### [WHAT YOU WILL DO]
Without the pictures, reproduce the records that follow exactly.

### [Dataset rows]
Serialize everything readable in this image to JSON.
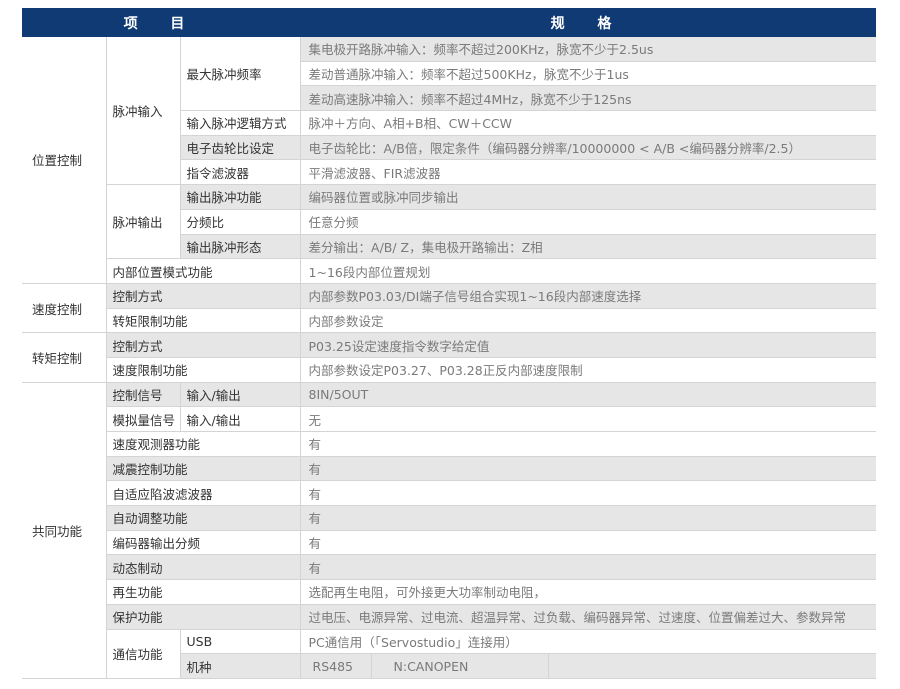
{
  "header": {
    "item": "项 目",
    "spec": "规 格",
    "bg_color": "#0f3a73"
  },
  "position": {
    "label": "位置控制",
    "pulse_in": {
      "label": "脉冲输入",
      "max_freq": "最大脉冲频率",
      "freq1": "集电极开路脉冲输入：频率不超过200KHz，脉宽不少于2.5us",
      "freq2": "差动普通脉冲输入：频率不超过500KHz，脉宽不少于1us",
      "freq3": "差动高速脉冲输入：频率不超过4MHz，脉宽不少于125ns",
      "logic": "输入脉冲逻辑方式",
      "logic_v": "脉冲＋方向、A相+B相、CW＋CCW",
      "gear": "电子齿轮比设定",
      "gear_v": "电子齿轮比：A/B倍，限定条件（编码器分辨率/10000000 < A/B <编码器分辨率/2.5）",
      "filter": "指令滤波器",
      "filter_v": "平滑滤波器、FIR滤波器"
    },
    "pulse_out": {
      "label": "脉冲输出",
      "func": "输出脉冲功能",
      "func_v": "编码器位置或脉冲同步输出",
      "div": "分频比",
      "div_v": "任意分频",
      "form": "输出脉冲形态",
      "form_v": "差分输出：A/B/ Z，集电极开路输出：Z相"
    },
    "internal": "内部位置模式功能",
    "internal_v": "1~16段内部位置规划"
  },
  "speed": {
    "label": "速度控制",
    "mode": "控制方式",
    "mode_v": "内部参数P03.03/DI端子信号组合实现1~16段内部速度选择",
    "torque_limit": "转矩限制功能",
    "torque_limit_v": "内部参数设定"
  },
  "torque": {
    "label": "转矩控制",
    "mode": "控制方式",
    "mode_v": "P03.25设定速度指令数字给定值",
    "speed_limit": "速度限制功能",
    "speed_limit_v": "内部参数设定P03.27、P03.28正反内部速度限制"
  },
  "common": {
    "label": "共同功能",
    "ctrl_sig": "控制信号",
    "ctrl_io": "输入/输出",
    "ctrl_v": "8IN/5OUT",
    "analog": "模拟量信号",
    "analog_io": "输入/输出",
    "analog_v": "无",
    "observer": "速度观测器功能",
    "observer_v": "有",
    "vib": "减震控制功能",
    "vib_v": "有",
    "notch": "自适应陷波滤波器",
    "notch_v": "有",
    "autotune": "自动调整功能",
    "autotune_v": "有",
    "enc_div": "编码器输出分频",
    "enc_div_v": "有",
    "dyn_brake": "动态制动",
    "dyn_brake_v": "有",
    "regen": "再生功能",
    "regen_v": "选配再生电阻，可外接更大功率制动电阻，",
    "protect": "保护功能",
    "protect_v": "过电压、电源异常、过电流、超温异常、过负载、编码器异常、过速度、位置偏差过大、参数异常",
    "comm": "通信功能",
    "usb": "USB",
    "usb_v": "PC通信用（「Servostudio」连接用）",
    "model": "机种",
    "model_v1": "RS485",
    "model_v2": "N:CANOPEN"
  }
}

### [CORRECT ANSWER]
Serialize everything readable in this image to JSON.
{
  "header": {
    "item": "项 目",
    "spec": "规 格",
    "bg_color": "#0f3a73"
  },
  "position": {
    "label": "位置控制",
    "pulse_in": {
      "label": "脉冲输入",
      "max_freq": "最大脉冲频率",
      "freq1": "集电极开路脉冲输入：频率不超过200KHz，脉宽不少于2.5us",
      "freq2": "差动普通脉冲输入：频率不超过500KHz，脉宽不少于1us",
      "freq3": "差动高速脉冲输入：频率不超过4MHz，脉宽不少于125ns",
      "logic": "输入脉冲逻辑方式",
      "logic_v": "脉冲＋方向、A相+B相、CW＋CCW",
      "gear": "电子齿轮比设定",
      "gear_v": "电子齿轮比：A/B倍，限定条件（编码器分辨率/10000000 < A/B <编码器分辨率/2.5）",
      "filter": "指令滤波器",
      "filter_v": "平滑滤波器、FIR滤波器"
    },
    "pulse_out": {
      "label": "脉冲输出",
      "func": "输出脉冲功能",
      "func_v": "编码器位置或脉冲同步输出",
      "div": "分频比",
      "div_v": "任意分频",
      "form": "输出脉冲形态",
      "form_v": "差分输出：A/B/ Z，集电极开路输出：Z相"
    },
    "internal": "内部位置模式功能",
    "internal_v": "1~16段内部位置规划"
  },
  "speed": {
    "label": "速度控制",
    "mode": "控制方式",
    "mode_v": "内部参数P03.03/DI端子信号组合实现1~16段内部速度选择",
    "torque_limit": "转矩限制功能",
    "torque_limit_v": "内部参数设定"
  },
  "torque": {
    "label": "转矩控制",
    "mode": "控制方式",
    "mode_v": "P03.25设定速度指令数字给定值",
    "speed_limit": "速度限制功能",
    "speed_limit_v": "内部参数设定P03.27、P03.28正反内部速度限制"
  },
  "common": {
    "label": "共同功能",
    "ctrl_sig": "控制信号",
    "ctrl_io": "输入/输出",
    "ctrl_v": "8IN/5OUT",
    "analog": "模拟量信号",
    "analog_io": "输入/输出",
    "analog_v": "无",
    "observer": "速度观测器功能",
    "observer_v": "有",
    "vib": "减震控制功能",
    "vib_v": "有",
    "notch": "自适应陷波滤波器",
    "notch_v": "有",
    "autotune": "自动调整功能",
    "autotune_v": "有",
    "enc_div": "编码器输出分频",
    "enc_div_v": "有",
    "dyn_brake": "动态制动",
    "dyn_brake_v": "有",
    "regen": "再生功能",
    "regen_v": "选配再生电阻，可外接更大功率制动电阻，",
    "protect": "保护功能",
    "protect_v": "过电压、电源异常、过电流、超温异常、过负载、编码器异常、过速度、位置偏差过大、参数异常",
    "comm": "通信功能",
    "usb": "USB",
    "usb_v": "PC通信用（「Servostudio」连接用）",
    "model": "机种",
    "model_v1": "RS485",
    "model_v2": "N:CANOPEN"
  }
}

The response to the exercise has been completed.